Items from a figure collection
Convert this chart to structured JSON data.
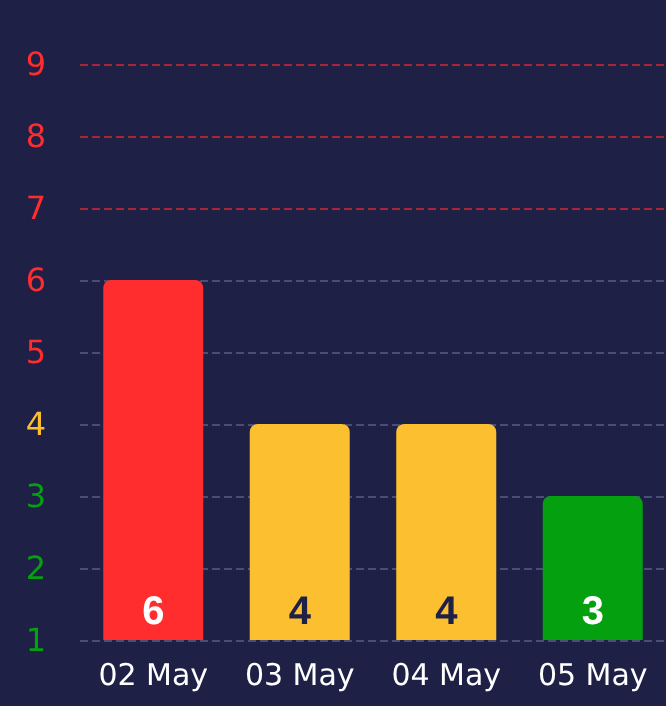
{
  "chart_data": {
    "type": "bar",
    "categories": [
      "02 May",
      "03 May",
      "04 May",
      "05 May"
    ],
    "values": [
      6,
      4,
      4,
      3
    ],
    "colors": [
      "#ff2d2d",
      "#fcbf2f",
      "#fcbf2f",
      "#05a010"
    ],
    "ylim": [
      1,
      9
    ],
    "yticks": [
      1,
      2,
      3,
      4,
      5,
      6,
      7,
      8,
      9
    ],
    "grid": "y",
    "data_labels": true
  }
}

---

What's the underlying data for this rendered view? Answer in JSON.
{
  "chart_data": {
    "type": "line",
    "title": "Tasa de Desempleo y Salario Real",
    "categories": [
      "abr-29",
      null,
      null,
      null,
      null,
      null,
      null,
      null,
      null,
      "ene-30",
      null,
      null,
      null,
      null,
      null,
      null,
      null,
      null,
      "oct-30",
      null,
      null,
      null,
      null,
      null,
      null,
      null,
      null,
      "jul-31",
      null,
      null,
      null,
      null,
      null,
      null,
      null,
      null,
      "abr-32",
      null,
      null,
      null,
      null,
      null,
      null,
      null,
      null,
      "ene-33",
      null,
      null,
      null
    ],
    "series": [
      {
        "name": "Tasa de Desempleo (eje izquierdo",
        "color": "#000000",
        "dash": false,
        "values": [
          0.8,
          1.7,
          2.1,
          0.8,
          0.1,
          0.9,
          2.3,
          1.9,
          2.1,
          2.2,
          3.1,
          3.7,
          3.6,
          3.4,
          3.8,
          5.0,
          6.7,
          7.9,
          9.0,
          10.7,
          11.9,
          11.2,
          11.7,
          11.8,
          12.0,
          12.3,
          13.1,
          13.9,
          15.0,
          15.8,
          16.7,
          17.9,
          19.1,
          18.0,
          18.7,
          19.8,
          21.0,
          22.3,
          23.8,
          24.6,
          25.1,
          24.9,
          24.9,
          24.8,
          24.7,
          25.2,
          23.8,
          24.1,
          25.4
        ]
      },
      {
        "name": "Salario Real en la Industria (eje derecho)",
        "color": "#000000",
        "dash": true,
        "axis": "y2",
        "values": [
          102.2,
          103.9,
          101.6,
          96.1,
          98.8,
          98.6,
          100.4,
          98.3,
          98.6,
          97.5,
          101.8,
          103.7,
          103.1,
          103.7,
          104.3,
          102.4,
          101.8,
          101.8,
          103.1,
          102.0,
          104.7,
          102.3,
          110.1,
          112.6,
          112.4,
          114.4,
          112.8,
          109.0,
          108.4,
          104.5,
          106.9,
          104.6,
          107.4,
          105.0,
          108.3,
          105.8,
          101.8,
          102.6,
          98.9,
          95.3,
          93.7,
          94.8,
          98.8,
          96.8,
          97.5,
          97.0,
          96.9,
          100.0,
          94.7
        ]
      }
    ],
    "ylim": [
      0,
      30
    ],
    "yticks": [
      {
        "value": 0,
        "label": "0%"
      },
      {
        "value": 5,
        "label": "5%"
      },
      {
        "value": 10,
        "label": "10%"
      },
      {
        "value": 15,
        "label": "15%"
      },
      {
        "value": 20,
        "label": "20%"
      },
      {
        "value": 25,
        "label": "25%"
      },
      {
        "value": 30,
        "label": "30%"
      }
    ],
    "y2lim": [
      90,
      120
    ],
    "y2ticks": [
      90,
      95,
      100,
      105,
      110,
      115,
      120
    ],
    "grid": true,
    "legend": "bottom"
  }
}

* **TASK DESCRIPTION**:
In the records above, find the lines containing "this" and copy them.

* **TASK OUTPUT**:
Convert this chart to structured JSON data.
What's the underlying data for this rendered view? Answer in JSON.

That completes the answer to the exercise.